- Born: Mary Ladler 1914 Hendon, England
- Died: 2004 (aged 89–90) Coombe, United Kingdom
- Known for: Illustration

= Betty Ladler =

English artist and illustrator

Mary 'Betty' Newmarsh Woolcock, née Ladler, (1914–2004) was an English artist and illustrator, most notable for her illustrations in books written by Enid Blyton.

== Life, work and death ==
Betty Ladler was born in Hendon, Middlesex in 1914. She joined the Women's Land Army during the Second World War. She was a prolific illustrator predominantly of children's books for the publisher Blackie and Son. Most of her life was spent in England but she travelled extensively and drew images taken from her time in the Middle and Far East and the Swiss Alps. Her home was in the village of Coombe, near Wooton under Edge, South Gloucestershire where she died in 2004.

== Personal life ==
She married John Uglow Woolcock in 1957.

== Exhibitions ==
Ladler exhibited Saloon Bar at the Royal Academy in 1944, Flower Study in 1945 and Flowers in Sunlight in 1947.

== Partial bibliography ==
- The Sound of Pens (written by Ruth Leaver)
- Alison and the Witch's Cave (1956) (written by Shelia Stuart)
- Sally Scatterbrain (1956) (written by Dorita Fairlie Bruce)
- Blackie's Girl School Story Omnibus (1960)
============
→ Written problem a
According to the Betty Ladler biography, which publisher were most of her children's book illustrations made for?

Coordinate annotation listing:
============
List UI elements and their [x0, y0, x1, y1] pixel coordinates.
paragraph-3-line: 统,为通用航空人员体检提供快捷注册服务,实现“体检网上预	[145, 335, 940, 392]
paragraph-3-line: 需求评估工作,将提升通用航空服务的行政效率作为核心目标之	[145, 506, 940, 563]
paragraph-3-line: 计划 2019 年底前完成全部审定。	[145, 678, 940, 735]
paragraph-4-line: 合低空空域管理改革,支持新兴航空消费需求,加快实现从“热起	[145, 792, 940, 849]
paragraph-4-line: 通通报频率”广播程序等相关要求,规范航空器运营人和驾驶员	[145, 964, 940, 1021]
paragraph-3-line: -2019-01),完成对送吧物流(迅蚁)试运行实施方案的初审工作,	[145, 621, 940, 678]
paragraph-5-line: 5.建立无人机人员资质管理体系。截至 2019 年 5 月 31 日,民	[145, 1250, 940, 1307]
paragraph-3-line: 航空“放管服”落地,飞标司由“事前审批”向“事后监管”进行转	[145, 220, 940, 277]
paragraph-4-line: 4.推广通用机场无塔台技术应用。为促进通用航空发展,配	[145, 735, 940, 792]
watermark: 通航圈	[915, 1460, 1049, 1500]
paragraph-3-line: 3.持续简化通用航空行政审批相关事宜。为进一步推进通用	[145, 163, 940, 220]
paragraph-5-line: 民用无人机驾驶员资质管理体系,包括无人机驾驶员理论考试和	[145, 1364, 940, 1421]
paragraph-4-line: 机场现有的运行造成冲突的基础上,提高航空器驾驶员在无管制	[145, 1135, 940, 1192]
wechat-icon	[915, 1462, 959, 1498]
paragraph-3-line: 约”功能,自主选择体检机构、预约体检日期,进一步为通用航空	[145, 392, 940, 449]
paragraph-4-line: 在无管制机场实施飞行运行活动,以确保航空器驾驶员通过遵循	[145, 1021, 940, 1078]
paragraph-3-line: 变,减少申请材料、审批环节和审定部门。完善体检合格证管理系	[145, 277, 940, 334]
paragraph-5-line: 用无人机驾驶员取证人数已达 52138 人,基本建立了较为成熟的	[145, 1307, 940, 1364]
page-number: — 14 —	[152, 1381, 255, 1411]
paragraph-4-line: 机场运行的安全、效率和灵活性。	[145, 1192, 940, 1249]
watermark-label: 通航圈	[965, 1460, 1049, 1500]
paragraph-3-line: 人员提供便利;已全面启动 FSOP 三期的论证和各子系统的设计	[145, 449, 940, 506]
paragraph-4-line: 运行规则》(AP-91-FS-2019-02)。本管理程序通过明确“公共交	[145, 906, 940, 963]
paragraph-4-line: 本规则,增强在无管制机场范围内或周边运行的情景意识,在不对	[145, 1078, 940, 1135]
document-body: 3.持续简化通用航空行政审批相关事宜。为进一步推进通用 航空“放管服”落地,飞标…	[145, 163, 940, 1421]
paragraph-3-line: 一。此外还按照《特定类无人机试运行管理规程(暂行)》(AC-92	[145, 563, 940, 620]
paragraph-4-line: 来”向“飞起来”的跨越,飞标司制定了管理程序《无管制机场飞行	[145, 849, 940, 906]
============
→ Written problem b
Switch "paragraph-3-line" to "paragraph-three-line" throughout the listing and write its lines out again with nothing else changed.

→ Finished answer a
Blackie and Son.

→ Finished answer b
List UI elements and their [x0, y0, x1, y1] pixel coordinates.
paragraph-three-line: 统,为通用航空人员体检提供快捷注册服务,实现“体检网上预	[145, 335, 940, 392]
paragraph-three-line: 需求评估工作,将提升通用航空服务的行政效率作为核心目标之	[145, 506, 940, 563]
paragraph-three-line: 计划 2019 年底前完成全部审定。	[145, 678, 940, 735]
paragraph-4-line: 合低空空域管理改革,支持新兴航空消费需求,加快实现从“热起	[145, 792, 940, 849]
paragraph-4-line: 通通报频率”广播程序等相关要求,规范航空器运营人和驾驶员	[145, 964, 940, 1021]
paragraph-three-line: -2019-01),完成对送吧物流(迅蚁)试运行实施方案的初审工作,	[145, 621, 940, 678]
paragraph-5-line: 5.建立无人机人员资质管理体系。截至 2019 年 5 月 31 日,民	[145, 1250, 940, 1307]
paragraph-three-line: 航空“放管服”落地,飞标司由“事前审批”向“事后监管”进行转	[145, 220, 940, 277]
paragraph-4-line: 4.推广通用机场无塔台技术应用。为促进通用航空发展,配	[145, 735, 940, 792]
watermark: 通航圈	[915, 1460, 1049, 1500]
paragraph-three-line: 3.持续简化通用航空行政审批相关事宜。为进一步推进通用	[145, 163, 940, 220]
paragraph-5-line: 民用无人机驾驶员资质管理体系,包括无人机驾驶员理论考试和	[145, 1364, 940, 1421]
paragraph-4-line: 机场现有的运行造成冲突的基础上,提高航空器驾驶员在无管制	[145, 1135, 940, 1192]
wechat-icon	[915, 1462, 959, 1498]
paragraph-three-line: 约”功能,自主选择体检机构、预约体检日期,进一步为通用航空	[145, 392, 940, 449]
paragraph-4-line: 在无管制机场实施飞行运行活动,以确保航空器驾驶员通过遵循	[145, 1021, 940, 1078]
paragraph-three-line: 变,减少申请材料、审批环节和审定部门。完善体检合格证管理系	[145, 277, 940, 334]
paragraph-5-line: 用无人机驾驶员取证人数已达 52138 人,基本建立了较为成熟的	[145, 1307, 940, 1364]
page-number: — 14 —	[152, 1381, 255, 1411]
paragraph-4-line: 机场运行的安全、效率和灵活性。	[145, 1192, 940, 1249]
watermark-label: 通航圈	[965, 1460, 1049, 1500]
paragraph-three-line: 人员提供便利;已全面启动 FSOP 三期的论证和各子系统的设计	[145, 449, 940, 506]
paragraph-4-line: 运行规则》(AP-91-FS-2019-02)。本管理程序通过明确“公共交	[145, 906, 940, 963]
paragraph-4-line: 本规则,增强在无管制机场范围内或周边运行的情景意识,在不对	[145, 1078, 940, 1135]
document-body: 3.持续简化通用航空行政审批相关事宜。为进一步推进通用 航空“放管服”落地,飞标…	[145, 163, 940, 1421]
paragraph-three-line: 一。此外还按照《特定类无人机试运行管理规程(暂行)》(AC-92	[145, 563, 940, 620]
paragraph-4-line: 来”向“飞起来”的跨越,飞标司制定了管理程序《无管制机场飞行	[145, 849, 940, 906]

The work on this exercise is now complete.